**Given exercise**.
Report how many lines of the entries below contain the word "JSON", and nothing more.

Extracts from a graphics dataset
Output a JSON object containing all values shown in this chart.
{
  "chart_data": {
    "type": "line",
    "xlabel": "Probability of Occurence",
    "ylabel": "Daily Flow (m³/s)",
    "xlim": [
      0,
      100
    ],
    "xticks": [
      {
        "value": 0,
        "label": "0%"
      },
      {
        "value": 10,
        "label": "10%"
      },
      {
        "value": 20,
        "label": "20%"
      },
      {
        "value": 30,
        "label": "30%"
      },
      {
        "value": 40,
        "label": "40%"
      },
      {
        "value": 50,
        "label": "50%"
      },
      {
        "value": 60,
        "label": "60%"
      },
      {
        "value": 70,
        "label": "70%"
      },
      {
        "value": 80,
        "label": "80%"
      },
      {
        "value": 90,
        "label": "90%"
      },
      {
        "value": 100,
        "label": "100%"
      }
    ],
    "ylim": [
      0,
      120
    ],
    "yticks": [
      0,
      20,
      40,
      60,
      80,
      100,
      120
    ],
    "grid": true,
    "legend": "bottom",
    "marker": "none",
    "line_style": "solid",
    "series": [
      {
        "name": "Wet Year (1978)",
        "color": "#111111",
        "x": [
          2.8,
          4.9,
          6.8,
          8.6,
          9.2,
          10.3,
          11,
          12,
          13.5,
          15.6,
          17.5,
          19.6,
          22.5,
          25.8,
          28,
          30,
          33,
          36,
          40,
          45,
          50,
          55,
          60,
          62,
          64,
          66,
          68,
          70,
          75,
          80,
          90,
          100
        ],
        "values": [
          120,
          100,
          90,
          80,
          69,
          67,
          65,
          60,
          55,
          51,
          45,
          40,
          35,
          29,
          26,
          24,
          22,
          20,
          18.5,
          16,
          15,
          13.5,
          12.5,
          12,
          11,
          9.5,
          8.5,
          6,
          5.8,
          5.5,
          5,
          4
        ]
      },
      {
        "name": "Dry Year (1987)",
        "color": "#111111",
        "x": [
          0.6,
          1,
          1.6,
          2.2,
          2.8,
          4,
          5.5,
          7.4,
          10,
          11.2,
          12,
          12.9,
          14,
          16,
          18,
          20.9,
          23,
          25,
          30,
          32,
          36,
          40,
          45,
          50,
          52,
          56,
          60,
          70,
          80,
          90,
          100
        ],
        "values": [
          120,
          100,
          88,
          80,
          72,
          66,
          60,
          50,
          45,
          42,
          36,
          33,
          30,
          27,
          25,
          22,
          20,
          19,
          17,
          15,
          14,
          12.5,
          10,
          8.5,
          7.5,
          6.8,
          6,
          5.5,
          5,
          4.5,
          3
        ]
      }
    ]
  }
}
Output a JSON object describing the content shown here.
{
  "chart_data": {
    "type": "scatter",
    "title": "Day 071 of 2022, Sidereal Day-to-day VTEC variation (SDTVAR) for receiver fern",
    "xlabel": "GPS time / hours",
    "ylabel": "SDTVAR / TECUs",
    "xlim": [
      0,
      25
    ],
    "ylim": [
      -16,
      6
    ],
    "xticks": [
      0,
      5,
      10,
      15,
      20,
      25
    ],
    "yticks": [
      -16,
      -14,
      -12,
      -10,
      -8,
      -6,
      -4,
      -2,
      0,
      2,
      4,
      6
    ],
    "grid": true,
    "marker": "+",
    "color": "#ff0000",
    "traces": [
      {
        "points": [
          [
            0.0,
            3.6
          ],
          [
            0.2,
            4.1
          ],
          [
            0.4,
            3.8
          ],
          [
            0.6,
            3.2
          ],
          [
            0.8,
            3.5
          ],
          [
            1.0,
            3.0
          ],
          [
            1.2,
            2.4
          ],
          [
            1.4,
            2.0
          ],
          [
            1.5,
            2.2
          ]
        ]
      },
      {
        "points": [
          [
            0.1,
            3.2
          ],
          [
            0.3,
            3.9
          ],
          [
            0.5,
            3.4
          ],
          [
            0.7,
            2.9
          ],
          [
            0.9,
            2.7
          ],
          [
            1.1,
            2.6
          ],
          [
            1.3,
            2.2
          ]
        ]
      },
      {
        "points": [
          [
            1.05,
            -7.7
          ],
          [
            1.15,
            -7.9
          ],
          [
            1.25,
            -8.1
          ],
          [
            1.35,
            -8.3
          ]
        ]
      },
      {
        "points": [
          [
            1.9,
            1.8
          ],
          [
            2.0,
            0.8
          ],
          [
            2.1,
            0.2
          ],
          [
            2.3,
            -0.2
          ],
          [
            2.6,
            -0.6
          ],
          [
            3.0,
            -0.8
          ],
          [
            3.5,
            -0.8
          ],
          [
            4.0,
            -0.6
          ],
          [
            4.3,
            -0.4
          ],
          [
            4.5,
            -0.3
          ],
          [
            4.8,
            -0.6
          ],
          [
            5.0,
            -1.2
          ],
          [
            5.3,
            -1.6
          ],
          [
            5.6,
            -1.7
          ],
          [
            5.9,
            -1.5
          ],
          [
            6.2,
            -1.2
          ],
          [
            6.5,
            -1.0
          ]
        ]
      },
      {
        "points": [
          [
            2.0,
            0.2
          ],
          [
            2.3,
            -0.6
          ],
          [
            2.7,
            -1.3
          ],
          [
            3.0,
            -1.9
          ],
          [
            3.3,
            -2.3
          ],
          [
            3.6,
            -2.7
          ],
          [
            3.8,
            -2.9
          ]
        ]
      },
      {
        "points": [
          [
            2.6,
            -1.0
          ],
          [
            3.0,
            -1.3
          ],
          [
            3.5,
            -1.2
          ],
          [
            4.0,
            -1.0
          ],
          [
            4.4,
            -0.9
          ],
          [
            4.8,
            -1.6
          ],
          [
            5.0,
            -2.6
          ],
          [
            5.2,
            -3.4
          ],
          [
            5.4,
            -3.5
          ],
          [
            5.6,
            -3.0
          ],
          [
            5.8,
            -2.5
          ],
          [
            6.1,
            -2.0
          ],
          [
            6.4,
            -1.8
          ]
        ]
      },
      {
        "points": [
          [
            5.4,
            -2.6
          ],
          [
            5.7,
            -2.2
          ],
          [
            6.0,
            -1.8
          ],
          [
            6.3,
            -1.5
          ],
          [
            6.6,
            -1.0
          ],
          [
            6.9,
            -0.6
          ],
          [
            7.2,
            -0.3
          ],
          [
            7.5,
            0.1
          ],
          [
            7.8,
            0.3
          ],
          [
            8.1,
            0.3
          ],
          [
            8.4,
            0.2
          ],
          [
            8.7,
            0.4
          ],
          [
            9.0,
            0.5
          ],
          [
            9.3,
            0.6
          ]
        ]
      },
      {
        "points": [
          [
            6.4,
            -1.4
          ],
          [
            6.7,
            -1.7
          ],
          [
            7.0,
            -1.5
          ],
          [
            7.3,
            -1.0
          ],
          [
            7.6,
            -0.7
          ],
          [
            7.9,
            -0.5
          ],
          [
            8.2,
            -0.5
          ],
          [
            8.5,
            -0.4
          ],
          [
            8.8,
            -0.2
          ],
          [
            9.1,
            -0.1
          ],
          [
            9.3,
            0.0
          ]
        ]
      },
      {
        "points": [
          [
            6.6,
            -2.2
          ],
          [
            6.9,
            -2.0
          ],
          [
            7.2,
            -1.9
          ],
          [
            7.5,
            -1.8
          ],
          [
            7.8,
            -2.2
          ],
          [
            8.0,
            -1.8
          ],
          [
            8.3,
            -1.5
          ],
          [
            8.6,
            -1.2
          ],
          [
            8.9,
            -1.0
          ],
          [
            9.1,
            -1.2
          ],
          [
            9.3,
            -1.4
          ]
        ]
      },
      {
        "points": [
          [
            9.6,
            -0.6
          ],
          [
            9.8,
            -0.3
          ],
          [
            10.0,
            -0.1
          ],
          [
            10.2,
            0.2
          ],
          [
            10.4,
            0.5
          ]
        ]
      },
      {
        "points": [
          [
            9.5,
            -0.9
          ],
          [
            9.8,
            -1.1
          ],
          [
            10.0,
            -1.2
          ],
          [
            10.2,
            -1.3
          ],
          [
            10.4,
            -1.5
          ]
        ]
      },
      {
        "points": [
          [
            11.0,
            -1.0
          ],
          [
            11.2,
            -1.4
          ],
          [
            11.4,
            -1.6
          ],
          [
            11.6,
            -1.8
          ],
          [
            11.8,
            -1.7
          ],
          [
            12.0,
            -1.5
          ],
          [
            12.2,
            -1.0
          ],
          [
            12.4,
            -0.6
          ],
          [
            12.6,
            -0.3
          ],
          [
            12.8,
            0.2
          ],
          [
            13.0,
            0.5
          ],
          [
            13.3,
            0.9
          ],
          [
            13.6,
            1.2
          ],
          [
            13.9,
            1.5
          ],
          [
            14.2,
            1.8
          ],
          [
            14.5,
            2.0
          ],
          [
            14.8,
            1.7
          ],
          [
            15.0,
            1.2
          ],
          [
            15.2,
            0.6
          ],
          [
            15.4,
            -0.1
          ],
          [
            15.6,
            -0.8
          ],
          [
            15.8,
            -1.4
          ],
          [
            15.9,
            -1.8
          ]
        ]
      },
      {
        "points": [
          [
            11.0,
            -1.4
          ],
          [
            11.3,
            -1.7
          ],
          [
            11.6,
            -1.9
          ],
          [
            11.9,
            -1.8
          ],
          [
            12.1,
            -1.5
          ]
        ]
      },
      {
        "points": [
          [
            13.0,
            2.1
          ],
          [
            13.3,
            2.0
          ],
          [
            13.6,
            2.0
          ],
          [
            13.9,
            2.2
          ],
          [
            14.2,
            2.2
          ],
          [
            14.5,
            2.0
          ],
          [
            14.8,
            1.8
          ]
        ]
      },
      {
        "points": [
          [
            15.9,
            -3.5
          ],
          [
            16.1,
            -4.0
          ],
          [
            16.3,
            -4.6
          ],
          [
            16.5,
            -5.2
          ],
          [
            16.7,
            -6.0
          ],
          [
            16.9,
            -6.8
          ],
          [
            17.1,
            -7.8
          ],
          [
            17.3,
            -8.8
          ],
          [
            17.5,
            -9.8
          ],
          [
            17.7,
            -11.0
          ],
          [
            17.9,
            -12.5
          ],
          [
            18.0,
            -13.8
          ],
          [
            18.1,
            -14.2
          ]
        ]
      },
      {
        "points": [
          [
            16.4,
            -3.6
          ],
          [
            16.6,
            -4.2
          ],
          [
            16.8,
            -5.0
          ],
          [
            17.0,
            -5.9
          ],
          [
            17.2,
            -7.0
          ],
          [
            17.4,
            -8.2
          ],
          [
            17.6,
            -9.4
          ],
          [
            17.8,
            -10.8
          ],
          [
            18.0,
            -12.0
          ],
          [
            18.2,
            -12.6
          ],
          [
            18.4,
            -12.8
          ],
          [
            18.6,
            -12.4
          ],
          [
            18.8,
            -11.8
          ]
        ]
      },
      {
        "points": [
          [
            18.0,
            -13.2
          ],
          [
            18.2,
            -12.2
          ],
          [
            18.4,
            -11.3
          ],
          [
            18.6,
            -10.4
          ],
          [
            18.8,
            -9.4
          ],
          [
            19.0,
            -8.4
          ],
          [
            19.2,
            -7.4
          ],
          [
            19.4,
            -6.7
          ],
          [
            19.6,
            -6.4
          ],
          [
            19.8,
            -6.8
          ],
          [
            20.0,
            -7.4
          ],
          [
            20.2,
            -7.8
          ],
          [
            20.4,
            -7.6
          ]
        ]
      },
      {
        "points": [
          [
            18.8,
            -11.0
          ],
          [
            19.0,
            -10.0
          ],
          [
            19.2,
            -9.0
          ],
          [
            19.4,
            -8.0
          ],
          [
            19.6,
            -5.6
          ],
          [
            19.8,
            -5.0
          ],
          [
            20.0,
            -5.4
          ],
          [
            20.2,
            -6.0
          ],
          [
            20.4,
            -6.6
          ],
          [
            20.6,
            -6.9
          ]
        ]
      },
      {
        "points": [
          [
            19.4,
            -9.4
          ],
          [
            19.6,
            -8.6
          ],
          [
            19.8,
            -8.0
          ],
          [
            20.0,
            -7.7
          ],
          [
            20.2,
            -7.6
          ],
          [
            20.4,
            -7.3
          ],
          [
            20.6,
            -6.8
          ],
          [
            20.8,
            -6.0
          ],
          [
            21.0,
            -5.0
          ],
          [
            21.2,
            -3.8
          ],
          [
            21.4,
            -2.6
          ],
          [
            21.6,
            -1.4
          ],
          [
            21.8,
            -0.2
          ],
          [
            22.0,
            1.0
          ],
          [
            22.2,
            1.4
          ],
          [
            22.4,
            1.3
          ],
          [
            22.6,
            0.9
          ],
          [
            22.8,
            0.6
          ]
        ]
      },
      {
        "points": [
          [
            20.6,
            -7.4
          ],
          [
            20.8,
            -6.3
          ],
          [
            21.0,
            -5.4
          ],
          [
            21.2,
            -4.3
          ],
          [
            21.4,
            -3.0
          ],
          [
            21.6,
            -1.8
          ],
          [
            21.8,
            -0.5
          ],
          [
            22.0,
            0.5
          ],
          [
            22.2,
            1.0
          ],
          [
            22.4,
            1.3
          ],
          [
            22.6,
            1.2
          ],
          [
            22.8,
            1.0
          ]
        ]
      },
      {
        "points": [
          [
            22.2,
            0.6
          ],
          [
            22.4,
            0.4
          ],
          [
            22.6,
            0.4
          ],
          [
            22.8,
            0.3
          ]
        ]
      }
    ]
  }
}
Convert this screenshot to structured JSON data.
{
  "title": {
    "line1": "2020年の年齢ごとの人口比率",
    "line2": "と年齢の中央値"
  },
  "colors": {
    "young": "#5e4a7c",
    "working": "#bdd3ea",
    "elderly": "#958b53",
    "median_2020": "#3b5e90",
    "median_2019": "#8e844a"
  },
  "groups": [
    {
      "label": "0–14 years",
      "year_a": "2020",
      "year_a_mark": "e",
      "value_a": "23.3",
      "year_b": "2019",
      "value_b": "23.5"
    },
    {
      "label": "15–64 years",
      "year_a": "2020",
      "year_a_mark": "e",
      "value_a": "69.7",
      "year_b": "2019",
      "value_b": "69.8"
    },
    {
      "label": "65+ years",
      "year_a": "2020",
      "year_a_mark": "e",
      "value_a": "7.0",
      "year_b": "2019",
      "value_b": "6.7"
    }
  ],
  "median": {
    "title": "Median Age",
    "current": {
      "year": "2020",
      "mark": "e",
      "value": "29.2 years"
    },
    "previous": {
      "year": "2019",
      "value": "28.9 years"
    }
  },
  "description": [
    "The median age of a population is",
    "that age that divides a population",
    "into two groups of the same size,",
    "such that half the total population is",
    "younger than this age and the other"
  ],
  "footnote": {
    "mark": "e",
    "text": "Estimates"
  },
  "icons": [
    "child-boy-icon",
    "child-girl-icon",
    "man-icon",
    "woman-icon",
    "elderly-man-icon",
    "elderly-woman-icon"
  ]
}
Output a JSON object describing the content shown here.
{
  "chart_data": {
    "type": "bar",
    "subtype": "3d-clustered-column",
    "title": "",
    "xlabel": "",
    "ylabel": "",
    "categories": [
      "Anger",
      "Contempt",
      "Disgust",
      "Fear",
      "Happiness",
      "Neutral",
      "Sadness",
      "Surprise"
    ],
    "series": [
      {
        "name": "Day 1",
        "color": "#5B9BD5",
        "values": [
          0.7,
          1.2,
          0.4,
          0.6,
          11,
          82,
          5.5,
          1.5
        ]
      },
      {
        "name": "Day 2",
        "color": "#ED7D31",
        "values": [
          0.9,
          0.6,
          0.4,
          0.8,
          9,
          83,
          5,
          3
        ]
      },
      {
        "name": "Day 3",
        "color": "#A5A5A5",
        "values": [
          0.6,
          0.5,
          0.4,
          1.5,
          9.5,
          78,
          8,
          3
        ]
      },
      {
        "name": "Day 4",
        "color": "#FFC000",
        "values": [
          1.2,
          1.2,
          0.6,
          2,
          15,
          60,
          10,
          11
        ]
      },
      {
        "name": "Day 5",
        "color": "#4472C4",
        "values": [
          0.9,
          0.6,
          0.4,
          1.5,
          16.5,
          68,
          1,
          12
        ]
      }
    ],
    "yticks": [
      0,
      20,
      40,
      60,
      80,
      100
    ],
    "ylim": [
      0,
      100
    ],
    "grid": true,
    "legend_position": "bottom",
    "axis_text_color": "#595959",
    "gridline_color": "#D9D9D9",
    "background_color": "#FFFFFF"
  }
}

**Full solution**.
4